EXTRACTED RECORDS:

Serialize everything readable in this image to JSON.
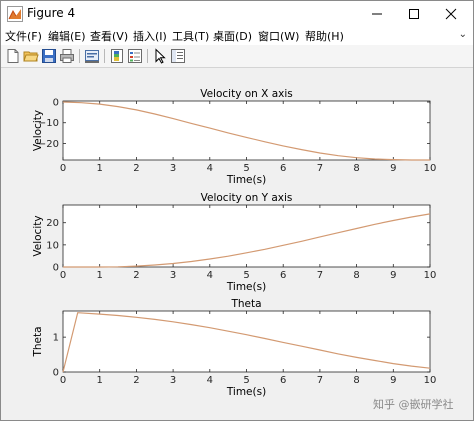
{
  "window": {
    "title": "Figure 4",
    "app_icon": "matlab-figure-icon",
    "controls": [
      "minimize-icon",
      "maximize-icon",
      "close-icon"
    ]
  },
  "menu": {
    "items": [
      "文件(F)",
      "编辑(E)",
      "查看(V)",
      "插入(I)",
      "工具(T)",
      "桌面(D)",
      "窗口(W)",
      "帮助(H)"
    ],
    "overflow_icon": "chevron-down-icon"
  },
  "toolbar": {
    "buttons": [
      "new-figure-icon",
      "open-file-icon",
      "save-icon",
      "print-icon",
      "link-plot-icon",
      "insert-colorbar-icon",
      "insert-legend-icon",
      "edit-plot-icon",
      "property-inspector-icon"
    ]
  },
  "colors": {
    "line": "#d39a72",
    "axes_bg": "#ffffff",
    "figure_bg": "#f0f0f0"
  },
  "chart_data": [
    {
      "type": "line",
      "title": "Velocity on X axis",
      "xlabel": "Time(s)",
      "ylabel": "Velocity",
      "xlim": [
        0,
        10
      ],
      "ylim": [
        -28,
        0.5
      ],
      "xticks": [
        "0",
        "1",
        "2",
        "3",
        "4",
        "5",
        "6",
        "7",
        "8",
        "9",
        "10"
      ],
      "yticks": [
        0,
        -10,
        -20
      ],
      "yticklabels": [
        "0",
        "−10",
        "−20"
      ],
      "grid": false,
      "series": [
        {
          "x": [
            0,
            0.5,
            1,
            1.5,
            2,
            2.5,
            3,
            3.5,
            4,
            4.5,
            5,
            5.5,
            6,
            6.5,
            7,
            7.5,
            8,
            8.5,
            9,
            9.5,
            10
          ],
          "values": [
            0,
            -0.3,
            -1.0,
            -2.2,
            -3.8,
            -5.8,
            -8.0,
            -10.3,
            -12.6,
            -14.9,
            -17.1,
            -19.2,
            -21.2,
            -23.0,
            -24.6,
            -25.9,
            -26.9,
            -27.5,
            -27.8,
            -28.0,
            -28.0
          ]
        }
      ]
    },
    {
      "type": "line",
      "title": "Velocity on Y axis",
      "xlabel": "Time(s)",
      "ylabel": "Velocity",
      "xlim": [
        0,
        10
      ],
      "ylim": [
        0,
        28
      ],
      "xticks": [
        "0",
        "1",
        "2",
        "3",
        "4",
        "5",
        "6",
        "7",
        "8",
        "9",
        "10"
      ],
      "yticks": [
        0,
        10,
        20
      ],
      "yticklabels": [
        "0",
        "10",
        "20"
      ],
      "grid": false,
      "series": [
        {
          "x": [
            0,
            0.5,
            1,
            1.5,
            2,
            2.5,
            3,
            3.5,
            4,
            4.5,
            5,
            5.5,
            6,
            6.5,
            7,
            7.5,
            8,
            8.5,
            9,
            9.5,
            10
          ],
          "values": [
            0,
            0,
            0,
            0.1,
            0.4,
            0.9,
            1.6,
            2.5,
            3.6,
            4.9,
            6.4,
            8.0,
            9.8,
            11.6,
            13.6,
            15.5,
            17.4,
            19.3,
            21.0,
            22.6,
            24.0
          ]
        }
      ]
    },
    {
      "type": "line",
      "title": "Theta",
      "xlabel": "Time(s)",
      "ylabel": "Theta",
      "xlim": [
        0,
        10
      ],
      "ylim": [
        0,
        1.75
      ],
      "xticks": [
        "0",
        "1",
        "2",
        "3",
        "4",
        "5",
        "6",
        "7",
        "8",
        "9",
        "10"
      ],
      "yticks": [
        0,
        1
      ],
      "yticklabels": [
        "0",
        "1"
      ],
      "grid": false,
      "series": [
        {
          "x": [
            0,
            0.4,
            1,
            1.5,
            2,
            2.5,
            3,
            3.5,
            4,
            4.5,
            5,
            5.5,
            6,
            6.5,
            7,
            7.5,
            8,
            8.5,
            9,
            9.5,
            10
          ],
          "values": [
            0,
            1.7,
            1.66,
            1.62,
            1.57,
            1.51,
            1.44,
            1.36,
            1.27,
            1.17,
            1.07,
            0.96,
            0.85,
            0.74,
            0.63,
            0.52,
            0.42,
            0.33,
            0.24,
            0.17,
            0.11
          ]
        }
      ]
    }
  ],
  "watermark": "知乎 @嵌研学社"
}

EXERCISE: Return from the data every line that holds "insert".

RESULT OF THIS EXERCISE:
      "insert-colorbar-icon",
      "insert-legend-icon",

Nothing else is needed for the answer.